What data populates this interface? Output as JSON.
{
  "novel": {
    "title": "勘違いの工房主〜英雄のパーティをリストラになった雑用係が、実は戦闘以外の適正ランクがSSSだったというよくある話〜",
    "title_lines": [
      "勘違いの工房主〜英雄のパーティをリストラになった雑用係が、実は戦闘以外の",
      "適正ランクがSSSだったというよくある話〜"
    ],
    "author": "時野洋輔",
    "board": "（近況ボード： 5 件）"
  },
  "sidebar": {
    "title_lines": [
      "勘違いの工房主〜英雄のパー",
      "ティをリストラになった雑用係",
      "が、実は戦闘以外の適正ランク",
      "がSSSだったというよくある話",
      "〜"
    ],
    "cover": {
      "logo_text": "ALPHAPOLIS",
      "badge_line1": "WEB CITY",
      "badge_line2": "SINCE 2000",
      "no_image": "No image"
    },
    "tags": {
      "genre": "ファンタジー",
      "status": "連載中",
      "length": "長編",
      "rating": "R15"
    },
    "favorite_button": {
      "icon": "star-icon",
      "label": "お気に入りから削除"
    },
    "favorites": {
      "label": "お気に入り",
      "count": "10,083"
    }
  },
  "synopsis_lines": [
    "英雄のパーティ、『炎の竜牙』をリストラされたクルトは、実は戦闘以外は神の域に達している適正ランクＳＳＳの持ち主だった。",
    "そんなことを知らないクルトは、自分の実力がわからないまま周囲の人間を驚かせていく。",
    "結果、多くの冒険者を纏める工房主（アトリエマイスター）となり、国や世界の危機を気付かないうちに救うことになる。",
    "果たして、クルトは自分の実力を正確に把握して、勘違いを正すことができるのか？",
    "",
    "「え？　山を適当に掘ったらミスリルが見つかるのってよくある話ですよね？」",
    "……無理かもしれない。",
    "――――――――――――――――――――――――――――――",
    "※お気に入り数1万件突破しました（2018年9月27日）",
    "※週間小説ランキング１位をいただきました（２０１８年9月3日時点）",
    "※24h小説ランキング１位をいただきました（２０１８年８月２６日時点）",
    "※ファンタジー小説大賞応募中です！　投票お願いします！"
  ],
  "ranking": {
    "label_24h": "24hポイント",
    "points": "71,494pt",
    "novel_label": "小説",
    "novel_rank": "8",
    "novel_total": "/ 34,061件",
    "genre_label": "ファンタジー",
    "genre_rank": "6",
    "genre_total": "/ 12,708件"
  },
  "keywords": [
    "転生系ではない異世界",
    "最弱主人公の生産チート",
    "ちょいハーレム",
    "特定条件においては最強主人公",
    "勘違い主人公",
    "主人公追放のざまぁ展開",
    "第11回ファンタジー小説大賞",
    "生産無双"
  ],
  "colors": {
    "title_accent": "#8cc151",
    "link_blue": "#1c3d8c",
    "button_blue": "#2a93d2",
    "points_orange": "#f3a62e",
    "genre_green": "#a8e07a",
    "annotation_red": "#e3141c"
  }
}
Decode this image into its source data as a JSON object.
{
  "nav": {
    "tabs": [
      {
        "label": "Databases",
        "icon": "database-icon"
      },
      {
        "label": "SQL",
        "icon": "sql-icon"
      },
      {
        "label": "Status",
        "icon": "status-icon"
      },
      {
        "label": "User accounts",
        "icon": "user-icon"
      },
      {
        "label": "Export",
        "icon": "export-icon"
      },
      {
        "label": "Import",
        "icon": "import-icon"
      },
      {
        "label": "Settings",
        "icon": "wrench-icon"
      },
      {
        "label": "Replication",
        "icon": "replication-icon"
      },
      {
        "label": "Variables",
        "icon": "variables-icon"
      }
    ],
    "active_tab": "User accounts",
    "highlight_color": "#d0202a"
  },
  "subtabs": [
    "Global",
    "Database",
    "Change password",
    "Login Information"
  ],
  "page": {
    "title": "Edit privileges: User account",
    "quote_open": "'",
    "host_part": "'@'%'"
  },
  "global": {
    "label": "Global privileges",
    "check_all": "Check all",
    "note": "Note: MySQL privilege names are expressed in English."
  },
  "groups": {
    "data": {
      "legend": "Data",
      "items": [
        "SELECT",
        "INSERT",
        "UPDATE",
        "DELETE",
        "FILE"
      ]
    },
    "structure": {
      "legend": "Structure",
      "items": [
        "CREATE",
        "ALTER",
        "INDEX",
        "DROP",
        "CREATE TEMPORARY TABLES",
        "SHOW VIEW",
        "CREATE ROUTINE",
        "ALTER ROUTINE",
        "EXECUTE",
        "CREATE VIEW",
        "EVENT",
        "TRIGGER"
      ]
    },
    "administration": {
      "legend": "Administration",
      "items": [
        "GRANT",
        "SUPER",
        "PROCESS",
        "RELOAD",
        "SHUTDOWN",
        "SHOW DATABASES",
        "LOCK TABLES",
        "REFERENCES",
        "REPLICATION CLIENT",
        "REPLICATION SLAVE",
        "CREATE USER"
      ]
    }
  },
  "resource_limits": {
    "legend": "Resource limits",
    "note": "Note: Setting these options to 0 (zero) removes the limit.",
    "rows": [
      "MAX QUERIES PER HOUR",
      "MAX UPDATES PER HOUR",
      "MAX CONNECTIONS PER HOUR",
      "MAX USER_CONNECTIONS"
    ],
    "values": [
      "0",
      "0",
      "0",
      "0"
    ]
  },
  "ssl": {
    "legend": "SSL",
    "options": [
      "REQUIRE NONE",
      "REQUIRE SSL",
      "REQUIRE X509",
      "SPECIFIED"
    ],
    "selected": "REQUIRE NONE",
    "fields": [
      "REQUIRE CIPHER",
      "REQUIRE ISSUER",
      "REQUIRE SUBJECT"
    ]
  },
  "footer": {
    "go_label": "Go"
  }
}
------------------------
• Problem to work on
Print all of the entries exactly as they appear.

• Task output
What data populates this interface? Output as JSON.
{
  "novel": {
    "title": "勘違いの工房主〜英雄のパーティをリストラになった雑用係が、実は戦闘以外の適正ランクがSSSだったというよくある話〜",
    "title_lines": [
      "勘違いの工房主〜英雄のパーティをリストラになった雑用係が、実は戦闘以外の",
      "適正ランクがSSSだったというよくある話〜"
    ],
    "author": "時野洋輔",
    "board": "（近況ボード： 5 件）"
  },
  "sidebar": {
    "title_lines": [
      "勘違いの工房主〜英雄のパー",
      "ティをリストラになった雑用係",
      "が、実は戦闘以外の適正ランク",
      "がSSSだったというよくある話",
      "〜"
    ],
    "cover": {
      "logo_text": "ALPHAPOLIS",
      "badge_line1": "WEB CITY",
      "badge_line2": "SINCE 2000",
      "no_image": "No image"
    },
    "tags": {
      "genre": "ファンタジー",
      "status": "連載中",
      "length": "長編",
      "rating": "R15"
    },
    "favorite_button": {
      "icon": "star-icon",
      "label": "お気に入りから削除"
    },
    "favorites": {
      "label": "お気に入り",
      "count": "10,083"
    }
  },
  "synopsis_lines": [
    "英雄のパーティ、『炎の竜牙』をリストラされたクルトは、実は戦闘以外は神の域に達している適正ランクＳＳＳの持ち主だった。",
    "そんなことを知らないクルトは、自分の実力がわからないまま周囲の人間を驚かせていく。",
    "結果、多くの冒険者を纏める工房主（アトリエマイスター）となり、国や世界の危機を気付かないうちに救うことになる。",
    "果たして、クルトは自分の実力を正確に把握して、勘違いを正すことができるのか？",
    "",
    "「え？　山を適当に掘ったらミスリルが見つかるのってよくある話ですよね？」",
    "……無理かもしれない。",
    "――――――――――――――――――――――――――――――",
    "※お気に入り数1万件突破しました（2018年9月27日）",
    "※週間小説ランキング１位をいただきました（２０１８年9月3日時点）",
    "※24h小説ランキング１位をいただきました（２０１８年８月２６日時点）",
    "※ファンタジー小説大賞応募中です！　投票お願いします！"
  ],
  "ranking": {
    "label_24h": "24hポイント",
    "points": "71,494pt",
    "novel_label": "小説",
    "novel_rank": "8",
    "novel_total": "/ 34,061件",
    "genre_label": "ファンタジー",
    "genre_rank": "6",
    "genre_total": "/ 12,708件"
  },
  "keywords": [
    "転生系ではない異世界",
    "最弱主人公の生産チート",
    "ちょいハーレム",
    "特定条件においては最強主人公",
    "勘違い主人公",
    "主人公追放のざまぁ展開",
    "第11回ファンタジー小説大賞",
    "生産無双"
  ],
  "colors": {
    "title_accent": "#8cc151",
    "link_blue": "#1c3d8c",
    "button_blue": "#2a93d2",
    "points_orange": "#f3a62e",
    "genre_green": "#a8e07a",
    "annotation_red": "#e3141c"
  }
}
Decode this image into its source data as a JSON object.
{
  "nav": {
    "tabs": [
      {
        "label": "Databases",
        "icon": "database-icon"
      },
      {
        "label": "SQL",
        "icon": "sql-icon"
      },
      {
        "label": "Status",
        "icon": "status-icon"
      },
      {
        "label": "User accounts",
        "icon": "user-icon"
      },
      {
        "label": "Export",
        "icon": "export-icon"
      },
      {
        "label": "Import",
        "icon": "import-icon"
      },
      {
        "label": "Settings",
        "icon": "wrench-icon"
      },
      {
        "label": "Replication",
        "icon": "replication-icon"
      },
      {
        "label": "Variables",
        "icon": "variables-icon"
      }
    ],
    "active_tab": "User accounts",
    "highlight_color": "#d0202a"
  },
  "subtabs": [
    "Global",
    "Database",
    "Change password",
    "Login Information"
  ],
  "page": {
    "title": "Edit privileges: User account",
    "quote_open": "'",
    "host_part": "'@'%'"
  },
  "global": {
    "label": "Global privileges",
    "check_all": "Check all",
    "note": "Note: MySQL privilege names are expressed in English."
  },
  "groups": {
    "data": {
      "legend": "Data",
      "items": [
        "SELECT",
        "INSERT",
        "UPDATE",
        "DELETE",
        "FILE"
      ]
    },
    "structure": {
      "legend": "Structure",
      "items": [
        "CREATE",
        "ALTER",
        "INDEX",
        "DROP",
        "CREATE TEMPORARY TABLES",
        "SHOW VIEW",
        "CREATE ROUTINE",
        "ALTER ROUTINE",
        "EXECUTE",
        "CREATE VIEW",
        "EVENT",
        "TRIGGER"
      ]
    },
    "administration": {
      "legend": "Administration",
      "items": [
        "GRANT",
        "SUPER",
        "PROCESS",
        "RELOAD",
        "SHUTDOWN",
        "SHOW DATABASES",
        "LOCK TABLES",
        "REFERENCES",
        "REPLICATION CLIENT",
        "REPLICATION SLAVE",
        "CREATE USER"
      ]
    }
  },
  "resource_limits": {
    "legend": "Resource limits",
    "note": "Note: Setting these options to 0 (zero) removes the limit.",
    "rows": [
      "MAX QUERIES PER HOUR",
      "MAX UPDATES PER HOUR",
      "MAX CONNECTIONS PER HOUR",
      "MAX USER_CONNECTIONS"
    ],
    "values": [
      "0",
      "0",
      "0",
      "0"
    ]
  },
  "ssl": {
    "legend": "SSL",
    "options": [
      "REQUIRE NONE",
      "REQUIRE SSL",
      "REQUIRE X509",
      "SPECIFIED"
    ],
    "selected": "REQUIRE NONE",
    "fields": [
      "REQUIRE CIPHER",
      "REQUIRE ISSUER",
      "REQUIRE SUBJECT"
    ]
  },
  "footer": {
    "go_label": "Go"
  }
}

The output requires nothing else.